[Records excerpted from a collection]
--- Start ---
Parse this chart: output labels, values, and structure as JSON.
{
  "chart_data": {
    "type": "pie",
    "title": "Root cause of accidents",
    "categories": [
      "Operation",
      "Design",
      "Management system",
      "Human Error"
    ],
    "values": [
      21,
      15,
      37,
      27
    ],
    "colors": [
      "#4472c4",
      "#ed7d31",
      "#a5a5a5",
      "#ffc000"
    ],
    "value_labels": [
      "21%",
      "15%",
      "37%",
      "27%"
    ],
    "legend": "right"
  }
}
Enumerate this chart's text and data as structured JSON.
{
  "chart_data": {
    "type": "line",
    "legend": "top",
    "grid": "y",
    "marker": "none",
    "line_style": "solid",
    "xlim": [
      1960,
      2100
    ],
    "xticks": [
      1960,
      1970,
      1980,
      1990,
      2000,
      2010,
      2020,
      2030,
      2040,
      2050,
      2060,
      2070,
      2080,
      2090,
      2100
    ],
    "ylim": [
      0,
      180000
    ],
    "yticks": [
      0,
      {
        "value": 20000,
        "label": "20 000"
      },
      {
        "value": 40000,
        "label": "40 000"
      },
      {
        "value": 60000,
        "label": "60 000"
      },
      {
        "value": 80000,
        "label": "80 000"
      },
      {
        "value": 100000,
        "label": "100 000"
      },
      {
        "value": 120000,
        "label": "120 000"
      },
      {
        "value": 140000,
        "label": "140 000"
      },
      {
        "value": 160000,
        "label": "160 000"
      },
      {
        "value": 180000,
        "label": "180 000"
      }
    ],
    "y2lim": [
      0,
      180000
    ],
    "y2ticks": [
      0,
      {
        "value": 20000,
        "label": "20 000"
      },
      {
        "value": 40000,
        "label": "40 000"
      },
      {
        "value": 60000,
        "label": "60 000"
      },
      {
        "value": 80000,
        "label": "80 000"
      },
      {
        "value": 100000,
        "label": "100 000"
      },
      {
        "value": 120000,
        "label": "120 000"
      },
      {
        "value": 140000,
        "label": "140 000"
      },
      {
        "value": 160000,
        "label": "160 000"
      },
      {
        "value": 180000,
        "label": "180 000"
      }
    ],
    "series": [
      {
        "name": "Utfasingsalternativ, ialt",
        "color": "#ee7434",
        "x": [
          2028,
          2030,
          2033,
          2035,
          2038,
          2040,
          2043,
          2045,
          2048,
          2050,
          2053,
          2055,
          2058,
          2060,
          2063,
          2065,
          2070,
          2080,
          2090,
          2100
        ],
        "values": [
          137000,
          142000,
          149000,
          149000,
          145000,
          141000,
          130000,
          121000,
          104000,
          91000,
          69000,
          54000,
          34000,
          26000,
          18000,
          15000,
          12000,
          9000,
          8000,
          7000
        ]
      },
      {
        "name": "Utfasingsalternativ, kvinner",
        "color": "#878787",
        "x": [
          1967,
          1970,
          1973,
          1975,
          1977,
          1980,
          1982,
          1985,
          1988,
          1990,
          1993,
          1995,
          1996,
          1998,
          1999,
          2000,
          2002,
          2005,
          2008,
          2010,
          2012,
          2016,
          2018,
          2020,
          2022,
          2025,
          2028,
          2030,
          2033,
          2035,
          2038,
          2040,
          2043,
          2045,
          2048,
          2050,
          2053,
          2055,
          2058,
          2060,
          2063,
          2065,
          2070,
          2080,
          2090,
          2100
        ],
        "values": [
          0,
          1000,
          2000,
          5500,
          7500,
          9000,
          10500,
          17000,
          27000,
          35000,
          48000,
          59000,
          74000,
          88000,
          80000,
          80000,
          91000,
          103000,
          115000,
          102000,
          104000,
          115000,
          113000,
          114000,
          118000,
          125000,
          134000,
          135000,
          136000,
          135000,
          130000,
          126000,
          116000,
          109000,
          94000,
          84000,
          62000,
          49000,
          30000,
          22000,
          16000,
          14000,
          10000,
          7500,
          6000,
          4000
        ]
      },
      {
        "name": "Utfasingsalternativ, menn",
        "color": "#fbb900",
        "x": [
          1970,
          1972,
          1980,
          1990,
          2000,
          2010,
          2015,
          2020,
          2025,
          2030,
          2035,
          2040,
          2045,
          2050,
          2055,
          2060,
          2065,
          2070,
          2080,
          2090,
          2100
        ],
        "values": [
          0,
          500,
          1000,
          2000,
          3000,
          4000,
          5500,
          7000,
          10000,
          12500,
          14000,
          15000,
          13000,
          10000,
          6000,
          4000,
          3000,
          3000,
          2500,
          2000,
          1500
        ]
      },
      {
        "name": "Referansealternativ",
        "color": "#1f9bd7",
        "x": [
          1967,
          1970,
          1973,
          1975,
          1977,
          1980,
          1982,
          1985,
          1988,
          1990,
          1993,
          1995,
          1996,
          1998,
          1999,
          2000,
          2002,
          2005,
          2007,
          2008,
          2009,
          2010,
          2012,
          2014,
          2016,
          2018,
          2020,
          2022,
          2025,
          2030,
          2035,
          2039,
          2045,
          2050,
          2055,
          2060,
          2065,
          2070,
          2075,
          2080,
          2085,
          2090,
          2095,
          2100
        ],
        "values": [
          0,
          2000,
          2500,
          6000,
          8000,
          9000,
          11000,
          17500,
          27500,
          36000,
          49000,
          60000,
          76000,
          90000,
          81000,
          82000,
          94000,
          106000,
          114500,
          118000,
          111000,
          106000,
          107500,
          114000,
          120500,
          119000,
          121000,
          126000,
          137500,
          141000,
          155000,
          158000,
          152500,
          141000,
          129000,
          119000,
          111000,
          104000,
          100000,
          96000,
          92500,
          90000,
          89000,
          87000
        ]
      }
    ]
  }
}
--- End ---
Count each line of the entries that holds the word "JSON", then state the total and nothing more.

2